WHAT NEEDS TO BE DONE: Restate the full set of records exactly, without adding or dropping a word.

INFORMATION GIVEN:

○ ○ ○ ○ ○ ○ ○

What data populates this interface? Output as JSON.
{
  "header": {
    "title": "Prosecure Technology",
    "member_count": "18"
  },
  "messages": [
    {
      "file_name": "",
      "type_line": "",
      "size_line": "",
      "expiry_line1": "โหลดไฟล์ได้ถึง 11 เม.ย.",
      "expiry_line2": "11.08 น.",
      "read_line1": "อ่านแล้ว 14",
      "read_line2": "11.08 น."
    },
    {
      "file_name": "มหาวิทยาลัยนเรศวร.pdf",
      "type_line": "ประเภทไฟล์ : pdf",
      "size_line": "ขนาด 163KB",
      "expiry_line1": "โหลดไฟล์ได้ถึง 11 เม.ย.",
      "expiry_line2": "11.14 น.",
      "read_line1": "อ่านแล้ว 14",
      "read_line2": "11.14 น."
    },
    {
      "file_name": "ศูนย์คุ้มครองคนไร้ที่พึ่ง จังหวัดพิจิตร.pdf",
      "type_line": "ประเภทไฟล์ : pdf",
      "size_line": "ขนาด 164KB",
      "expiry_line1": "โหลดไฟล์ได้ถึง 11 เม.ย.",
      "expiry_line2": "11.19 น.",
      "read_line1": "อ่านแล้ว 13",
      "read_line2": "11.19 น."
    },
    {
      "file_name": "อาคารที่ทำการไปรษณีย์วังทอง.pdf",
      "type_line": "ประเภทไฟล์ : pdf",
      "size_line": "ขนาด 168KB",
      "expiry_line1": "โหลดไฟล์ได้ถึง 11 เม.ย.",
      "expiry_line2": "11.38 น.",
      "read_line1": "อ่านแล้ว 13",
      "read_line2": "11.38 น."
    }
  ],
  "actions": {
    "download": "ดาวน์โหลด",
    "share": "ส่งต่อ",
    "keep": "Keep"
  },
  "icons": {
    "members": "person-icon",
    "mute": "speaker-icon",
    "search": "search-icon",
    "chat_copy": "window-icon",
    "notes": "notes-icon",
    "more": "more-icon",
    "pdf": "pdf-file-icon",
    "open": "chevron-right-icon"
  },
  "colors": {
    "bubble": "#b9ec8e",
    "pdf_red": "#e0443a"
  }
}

○ ○ ○ ○ ○ ○ ○

SOLUTION BELOW:
What data populates this interface? Output as JSON.
{
  "header": {
    "title": "Prosecure Technology",
    "member_count": "18"
  },
  "messages": [
    {
      "file_name": "",
      "type_line": "",
      "size_line": "",
      "expiry_line1": "โหลดไฟล์ได้ถึง 11 เม.ย.",
      "expiry_line2": "11.08 น.",
      "read_line1": "อ่านแล้ว 14",
      "read_line2": "11.08 น."
    },
    {
      "file_name": "มหาวิทยาลัยนเรศวร.pdf",
      "type_line": "ประเภทไฟล์ : pdf",
      "size_line": "ขนาด 163KB",
      "expiry_line1": "โหลดไฟล์ได้ถึง 11 เม.ย.",
      "expiry_line2": "11.14 น.",
      "read_line1": "อ่านแล้ว 14",
      "read_line2": "11.14 น."
    },
    {
      "file_name": "ศูนย์คุ้มครองคนไร้ที่พึ่ง จังหวัดพิจิตร.pdf",
      "type_line": "ประเภทไฟล์ : pdf",
      "size_line": "ขนาด 164KB",
      "expiry_line1": "โหลดไฟล์ได้ถึง 11 เม.ย.",
      "expiry_line2": "11.19 น.",
      "read_line1": "อ่านแล้ว 13",
      "read_line2": "11.19 น."
    },
    {
      "file_name": "อาคารที่ทำการไปรษณีย์วังทอง.pdf",
      "type_line": "ประเภทไฟล์ : pdf",
      "size_line": "ขนาด 168KB",
      "expiry_line1": "โหลดไฟล์ได้ถึง 11 เม.ย.",
      "expiry_line2": "11.38 น.",
      "read_line1": "อ่านแล้ว 13",
      "read_line2": "11.38 น."
    }
  ],
  "actions": {
    "download": "ดาวน์โหลด",
    "share": "ส่งต่อ",
    "keep": "Keep"
  },
  "icons": {
    "members": "person-icon",
    "mute": "speaker-icon",
    "search": "search-icon",
    "chat_copy": "window-icon",
    "notes": "notes-icon",
    "more": "more-icon",
    "pdf": "pdf-file-icon",
    "open": "chevron-right-icon"
  },
  "colors": {
    "bubble": "#b9ec8e",
    "pdf_red": "#e0443a"
  }
}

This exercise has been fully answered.